======== MATERIAL
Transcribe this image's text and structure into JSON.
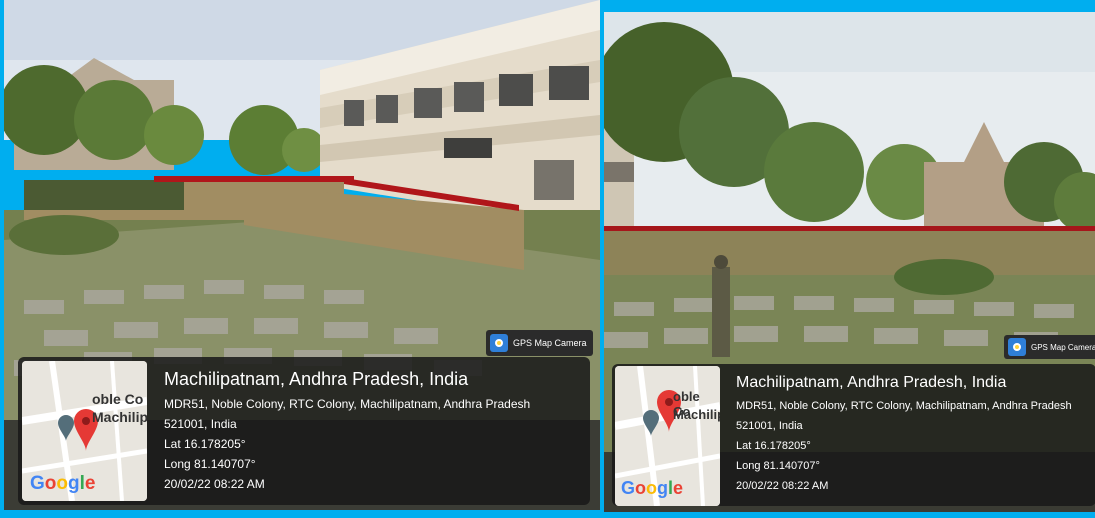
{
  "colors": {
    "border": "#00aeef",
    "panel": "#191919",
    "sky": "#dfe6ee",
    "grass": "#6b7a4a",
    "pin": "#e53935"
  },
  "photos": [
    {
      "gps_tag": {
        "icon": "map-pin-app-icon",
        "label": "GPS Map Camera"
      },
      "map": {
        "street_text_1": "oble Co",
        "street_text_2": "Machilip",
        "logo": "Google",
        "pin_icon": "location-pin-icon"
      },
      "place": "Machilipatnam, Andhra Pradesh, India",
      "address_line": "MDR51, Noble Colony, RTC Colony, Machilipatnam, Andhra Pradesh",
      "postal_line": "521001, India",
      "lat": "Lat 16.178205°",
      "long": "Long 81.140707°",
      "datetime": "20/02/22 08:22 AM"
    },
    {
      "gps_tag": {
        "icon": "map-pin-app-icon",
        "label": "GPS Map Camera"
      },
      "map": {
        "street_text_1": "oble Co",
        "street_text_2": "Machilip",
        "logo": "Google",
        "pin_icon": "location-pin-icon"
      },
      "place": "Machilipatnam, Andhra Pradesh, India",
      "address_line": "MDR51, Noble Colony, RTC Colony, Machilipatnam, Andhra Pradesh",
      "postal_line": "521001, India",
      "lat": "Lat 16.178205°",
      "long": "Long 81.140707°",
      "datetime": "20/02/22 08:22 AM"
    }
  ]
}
================
======== MATERIAL
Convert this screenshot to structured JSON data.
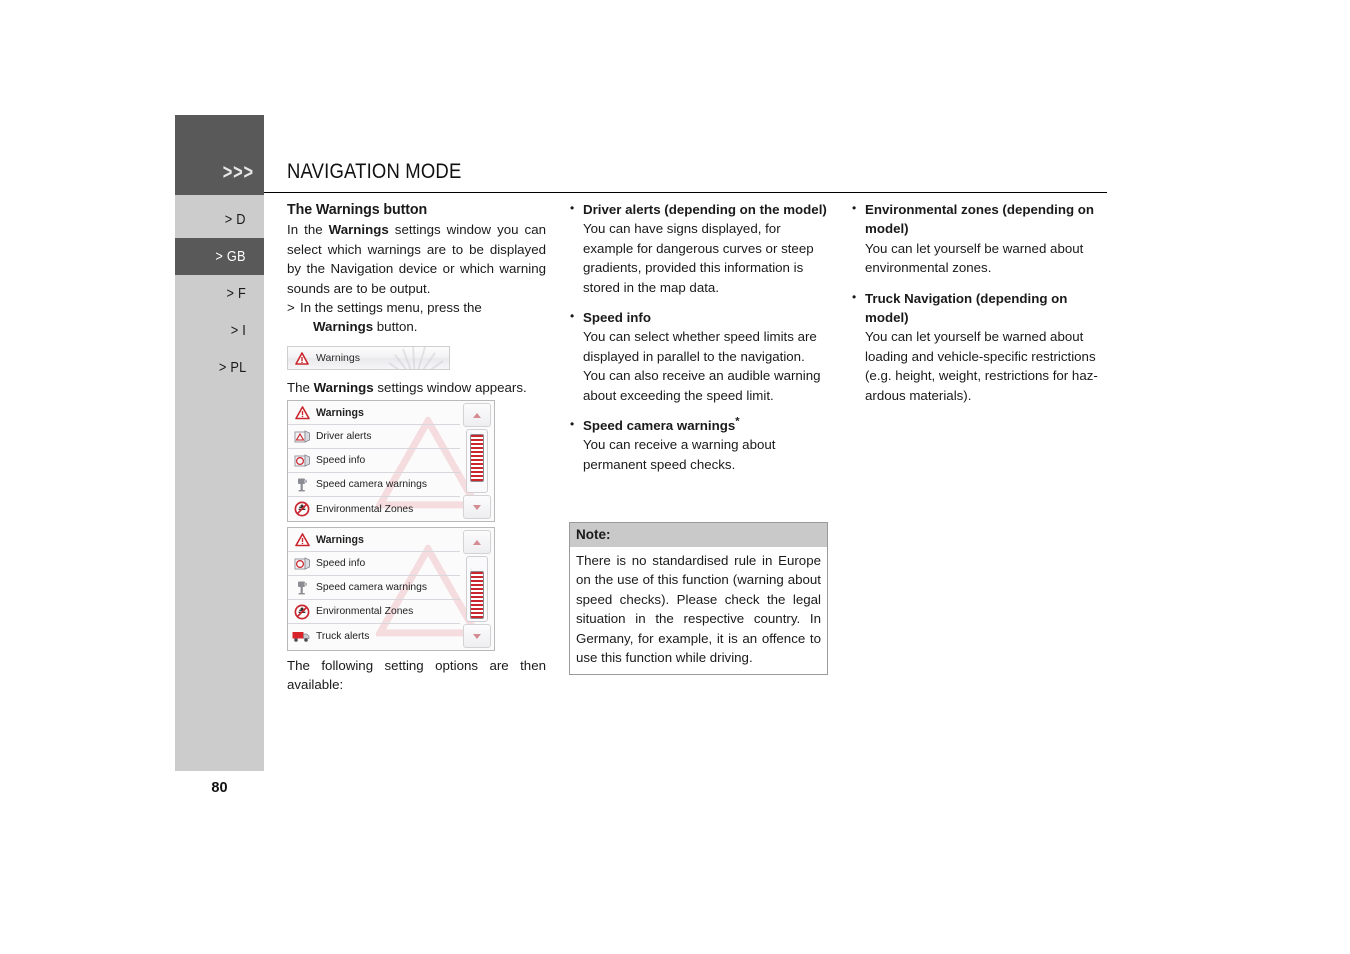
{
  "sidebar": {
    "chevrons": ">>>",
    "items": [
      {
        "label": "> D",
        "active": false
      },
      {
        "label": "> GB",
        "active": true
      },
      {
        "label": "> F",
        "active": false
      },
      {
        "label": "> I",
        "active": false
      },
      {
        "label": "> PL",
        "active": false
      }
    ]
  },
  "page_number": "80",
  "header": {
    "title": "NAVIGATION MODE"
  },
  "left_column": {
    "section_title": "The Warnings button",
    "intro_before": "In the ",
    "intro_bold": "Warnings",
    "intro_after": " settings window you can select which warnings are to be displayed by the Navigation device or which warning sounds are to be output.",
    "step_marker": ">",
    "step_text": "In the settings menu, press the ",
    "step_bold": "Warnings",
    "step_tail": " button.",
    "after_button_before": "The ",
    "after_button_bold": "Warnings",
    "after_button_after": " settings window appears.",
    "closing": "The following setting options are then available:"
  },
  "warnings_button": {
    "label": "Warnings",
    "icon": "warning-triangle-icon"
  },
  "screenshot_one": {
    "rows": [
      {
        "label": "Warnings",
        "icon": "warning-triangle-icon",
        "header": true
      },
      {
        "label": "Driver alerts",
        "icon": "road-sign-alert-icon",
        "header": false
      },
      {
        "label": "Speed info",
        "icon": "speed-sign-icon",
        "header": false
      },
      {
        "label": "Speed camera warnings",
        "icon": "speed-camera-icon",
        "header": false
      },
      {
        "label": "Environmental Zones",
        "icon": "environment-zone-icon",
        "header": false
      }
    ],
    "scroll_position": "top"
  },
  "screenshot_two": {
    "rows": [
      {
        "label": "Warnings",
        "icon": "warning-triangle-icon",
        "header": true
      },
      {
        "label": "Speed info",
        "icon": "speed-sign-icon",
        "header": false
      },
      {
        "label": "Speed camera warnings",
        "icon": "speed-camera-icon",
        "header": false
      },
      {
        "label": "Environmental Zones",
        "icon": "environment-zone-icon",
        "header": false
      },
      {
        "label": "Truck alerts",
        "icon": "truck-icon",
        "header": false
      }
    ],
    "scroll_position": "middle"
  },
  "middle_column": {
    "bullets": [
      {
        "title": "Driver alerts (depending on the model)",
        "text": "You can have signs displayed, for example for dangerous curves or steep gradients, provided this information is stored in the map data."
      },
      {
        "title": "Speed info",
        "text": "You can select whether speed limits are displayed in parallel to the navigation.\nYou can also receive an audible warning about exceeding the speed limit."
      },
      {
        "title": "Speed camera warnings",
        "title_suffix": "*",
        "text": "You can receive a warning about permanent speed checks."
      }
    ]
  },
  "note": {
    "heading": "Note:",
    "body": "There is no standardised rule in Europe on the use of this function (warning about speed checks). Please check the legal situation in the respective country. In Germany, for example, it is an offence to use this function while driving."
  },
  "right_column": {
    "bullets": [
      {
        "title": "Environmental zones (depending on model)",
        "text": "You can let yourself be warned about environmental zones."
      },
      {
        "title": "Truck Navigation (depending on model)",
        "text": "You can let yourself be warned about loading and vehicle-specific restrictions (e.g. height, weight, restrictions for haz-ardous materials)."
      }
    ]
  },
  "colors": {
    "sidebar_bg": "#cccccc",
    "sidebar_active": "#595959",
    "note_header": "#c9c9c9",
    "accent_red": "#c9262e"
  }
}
================
## GOAL
Nothing but a number is needed here: how many lines hold the string "about"?

## COMPLETE RESPONSE
5